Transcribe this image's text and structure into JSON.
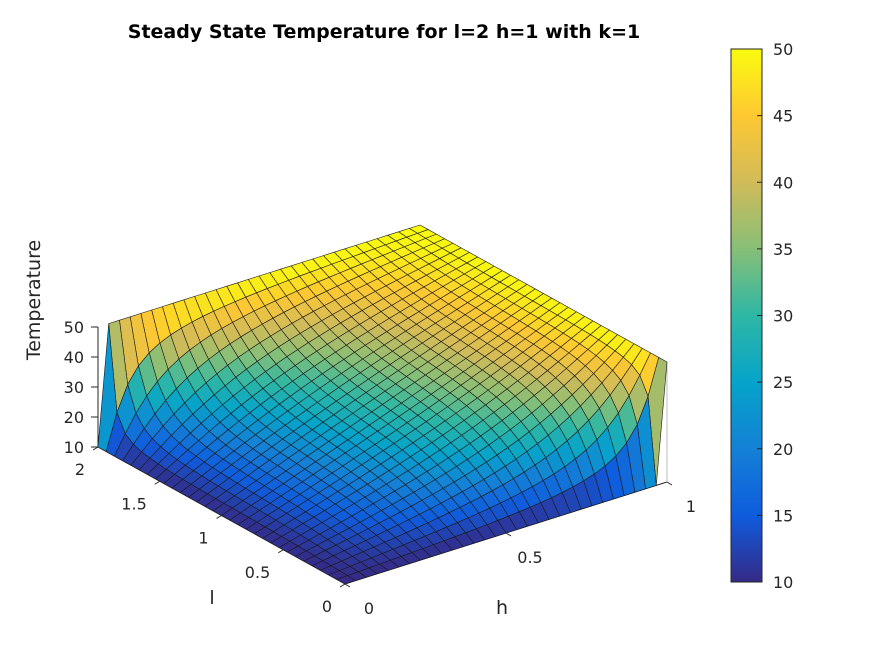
{
  "chart_data": {
    "type": "surface",
    "title": "Steady State Temperature for l=2 h=1 with k=1",
    "xlabel": "h",
    "ylabel": "l",
    "zlabel": "Temperature",
    "x_range": [
      0,
      1
    ],
    "y_range": [
      0,
      2
    ],
    "z_range": [
      10,
      50
    ],
    "x_ticks": [
      "0",
      "0.5",
      "1"
    ],
    "y_ticks": [
      "0",
      "0.5",
      "1",
      "1.5",
      "2"
    ],
    "z_ticks": [
      "10",
      "20",
      "30",
      "40",
      "50"
    ],
    "colorbar": {
      "range": [
        10,
        50
      ],
      "ticks": [
        "10",
        "15",
        "20",
        "25",
        "30",
        "35",
        "40",
        "45",
        "50"
      ],
      "colormap": "parula"
    },
    "grid_resolution": [
      30,
      30
    ],
    "boundary_values": {
      "h=0": 10,
      "h=1": 50,
      "l=0": 10,
      "l=2": 50
    }
  }
}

○ ○ ○

▸ What this task involves
Reproduce the data verbatim. Do not carry any picture into the copy.

▸ Response
Transcribe this image's text and structure into JSON.
{
  "chart_data": {
    "type": "surface",
    "title": "Steady State Temperature for l=2 h=1 with k=1",
    "xlabel": "h",
    "ylabel": "l",
    "zlabel": "Temperature",
    "x_range": [
      0,
      1
    ],
    "y_range": [
      0,
      2
    ],
    "z_range": [
      10,
      50
    ],
    "x_ticks": [
      "0",
      "0.5",
      "1"
    ],
    "y_ticks": [
      "0",
      "0.5",
      "1",
      "1.5",
      "2"
    ],
    "z_ticks": [
      "10",
      "20",
      "30",
      "40",
      "50"
    ],
    "colorbar": {
      "range": [
        10,
        50
      ],
      "ticks": [
        "10",
        "15",
        "20",
        "25",
        "30",
        "35",
        "40",
        "45",
        "50"
      ],
      "colormap": "parula"
    },
    "grid_resolution": [
      30,
      30
    ],
    "boundary_values": {
      "h=0": 10,
      "h=1": 50,
      "l=0": 10,
      "l=2": 50
    }
  }
}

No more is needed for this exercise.